Short exercise - Transcribe the data that follows precisely, omitting nothing.

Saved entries
-------
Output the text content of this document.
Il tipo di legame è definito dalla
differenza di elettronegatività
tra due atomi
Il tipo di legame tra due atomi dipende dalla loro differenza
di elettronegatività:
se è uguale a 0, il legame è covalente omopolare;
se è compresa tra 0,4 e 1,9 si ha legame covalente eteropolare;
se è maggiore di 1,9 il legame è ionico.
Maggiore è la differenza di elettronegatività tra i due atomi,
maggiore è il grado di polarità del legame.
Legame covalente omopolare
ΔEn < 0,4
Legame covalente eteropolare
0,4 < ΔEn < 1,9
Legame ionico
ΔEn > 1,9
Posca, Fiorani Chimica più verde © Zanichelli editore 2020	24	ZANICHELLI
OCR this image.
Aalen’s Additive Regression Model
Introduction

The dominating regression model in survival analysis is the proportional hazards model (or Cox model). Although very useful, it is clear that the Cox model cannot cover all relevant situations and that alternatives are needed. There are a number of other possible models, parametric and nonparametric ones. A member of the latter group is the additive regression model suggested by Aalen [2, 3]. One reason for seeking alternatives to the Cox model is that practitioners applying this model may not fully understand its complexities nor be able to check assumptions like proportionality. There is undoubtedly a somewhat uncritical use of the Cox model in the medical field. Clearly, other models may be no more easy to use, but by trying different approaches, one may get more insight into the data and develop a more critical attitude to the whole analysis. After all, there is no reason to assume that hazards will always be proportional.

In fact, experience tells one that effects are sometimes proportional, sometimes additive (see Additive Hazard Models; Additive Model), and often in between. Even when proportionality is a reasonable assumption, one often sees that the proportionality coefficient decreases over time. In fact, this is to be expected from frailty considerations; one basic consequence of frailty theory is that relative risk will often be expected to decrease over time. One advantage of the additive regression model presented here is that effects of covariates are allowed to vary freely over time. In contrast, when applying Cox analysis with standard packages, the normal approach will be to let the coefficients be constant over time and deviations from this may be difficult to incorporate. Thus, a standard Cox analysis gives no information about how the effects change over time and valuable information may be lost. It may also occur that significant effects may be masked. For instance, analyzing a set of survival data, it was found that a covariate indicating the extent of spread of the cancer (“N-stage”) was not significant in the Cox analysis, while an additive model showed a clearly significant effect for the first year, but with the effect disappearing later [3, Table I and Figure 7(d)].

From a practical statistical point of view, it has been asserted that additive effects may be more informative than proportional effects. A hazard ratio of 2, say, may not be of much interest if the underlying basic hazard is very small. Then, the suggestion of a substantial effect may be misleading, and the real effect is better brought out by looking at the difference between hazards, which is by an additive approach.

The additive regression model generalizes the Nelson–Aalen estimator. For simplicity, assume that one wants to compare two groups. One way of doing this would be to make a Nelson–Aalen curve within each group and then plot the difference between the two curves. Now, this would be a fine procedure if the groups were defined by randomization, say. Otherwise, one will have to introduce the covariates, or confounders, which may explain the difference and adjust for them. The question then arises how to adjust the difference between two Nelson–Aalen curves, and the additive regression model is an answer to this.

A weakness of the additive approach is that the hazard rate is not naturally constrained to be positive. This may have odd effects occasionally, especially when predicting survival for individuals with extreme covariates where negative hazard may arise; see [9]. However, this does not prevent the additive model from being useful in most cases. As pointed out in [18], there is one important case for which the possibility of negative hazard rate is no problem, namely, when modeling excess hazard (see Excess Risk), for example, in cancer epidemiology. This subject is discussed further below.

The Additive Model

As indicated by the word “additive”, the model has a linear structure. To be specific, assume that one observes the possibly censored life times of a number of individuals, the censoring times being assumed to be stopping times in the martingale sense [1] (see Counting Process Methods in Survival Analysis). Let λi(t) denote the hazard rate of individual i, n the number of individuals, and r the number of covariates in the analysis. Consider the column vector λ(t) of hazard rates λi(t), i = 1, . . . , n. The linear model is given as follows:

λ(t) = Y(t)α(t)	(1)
-------
Written response -
Output the text content of this document.
Il tipo di legame è definito dalla
differenza di elettronegatività
tra due atomi
Il tipo di legame tra due atomi dipende dalla loro differenza
di elettronegatività:
se è uguale a 0, il legame è covalente omopolare;
se è compresa tra 0,4 e 1,9 si ha legame covalente eteropolare;
se è maggiore di 1,9 il legame è ionico.
Maggiore è la differenza di elettronegatività tra i due atomi,
maggiore è il grado di polarità del legame.
Legame covalente omopolare
ΔEn < 0,4
Legame covalente eteropolare
0,4 < ΔEn < 1,9
Legame ionico
ΔEn > 1,9
Posca, Fiorani Chimica più verde © Zanichelli editore 2020	24	ZANICHELLI
OCR this image.
Aalen’s Additive Regression Model
Introduction

The dominating regression model in survival analysis is the proportional hazards model (or Cox model). Although very useful, it is clear that the Cox model cannot cover all relevant situations and that alternatives are needed. There are a number of other possible models, parametric and nonparametric ones. A member of the latter group is the additive regression model suggested by Aalen [2, 3]. One reason for seeking alternatives to the Cox model is that practitioners applying this model may not fully understand its complexities nor be able to check assumptions like proportionality. There is undoubtedly a somewhat uncritical use of the Cox model in the medical field. Clearly, other models may be no more easy to use, but by trying different approaches, one may get more insight into the data and develop a more critical attitude to the whole analysis. After all, there is no reason to assume that hazards will always be proportional.

In fact, experience tells one that effects are sometimes proportional, sometimes additive (see Additive Hazard Models; Additive Model), and often in between. Even when proportionality is a reasonable assumption, one often sees that the proportionality coefficient decreases over time. In fact, this is to be expected from frailty considerations; one basic consequence of frailty theory is that relative risk will often be expected to decrease over time. One advantage of the additive regression model presented here is that effects of covariates are allowed to vary freely over time. In contrast, when applying Cox analysis with standard packages, the normal approach will be to let the coefficients be constant over time and deviations from this may be difficult to incorporate. Thus, a standard Cox analysis gives no information about how the effects change over time and valuable information may be lost. It may also occur that significant effects may be masked. For instance, analyzing a set of survival data, it was found that a covariate indicating the extent of spread of the cancer (“N-stage”) was not significant in the Cox analysis, while an additive model showed a clearly significant effect for the first year, but with the effect disappearing later [3, Table I and Figure 7(d)].

From a practical statistical point of view, it has been asserted that additive effects may be more informative than proportional effects. A hazard ratio of 2, say, may not be of much interest if the underlying basic hazard is very small. Then, the suggestion of a substantial effect may be misleading, and the real effect is better brought out by looking at the difference between hazards, which is by an additive approach.

The additive regression model generalizes the Nelson–Aalen estimator. For simplicity, assume that one wants to compare two groups. One way of doing this would be to make a Nelson–Aalen curve within each group and then plot the difference between the two curves. Now, this would be a fine procedure if the groups were defined by randomization, say. Otherwise, one will have to introduce the covariates, or confounders, which may explain the difference and adjust for them. The question then arises how to adjust the difference between two Nelson–Aalen curves, and the additive regression model is an answer to this.

A weakness of the additive approach is that the hazard rate is not naturally constrained to be positive. This may have odd effects occasionally, especially when predicting survival for individuals with extreme covariates where negative hazard may arise; see [9]. However, this does not prevent the additive model from being useful in most cases. As pointed out in [18], there is one important case for which the possibility of negative hazard rate is no problem, namely, when modeling excess hazard (see Excess Risk), for example, in cancer epidemiology. This subject is discussed further below.

The Additive Model

As indicated by the word “additive”, the model has a linear structure. To be specific, assume that one observes the possibly censored life times of a number of individuals, the censoring times being assumed to be stopping times in the martingale sense [1] (see Counting Process Methods in Survival Analysis). Let λi(t) denote the hazard rate of individual i, n the number of individuals, and r the number of covariates in the analysis. Consider the column vector λ(t) of hazard rates λi(t), i = 1, . . . , n. The linear model is given as follows:

λ(t) = Y(t)α(t)	(1)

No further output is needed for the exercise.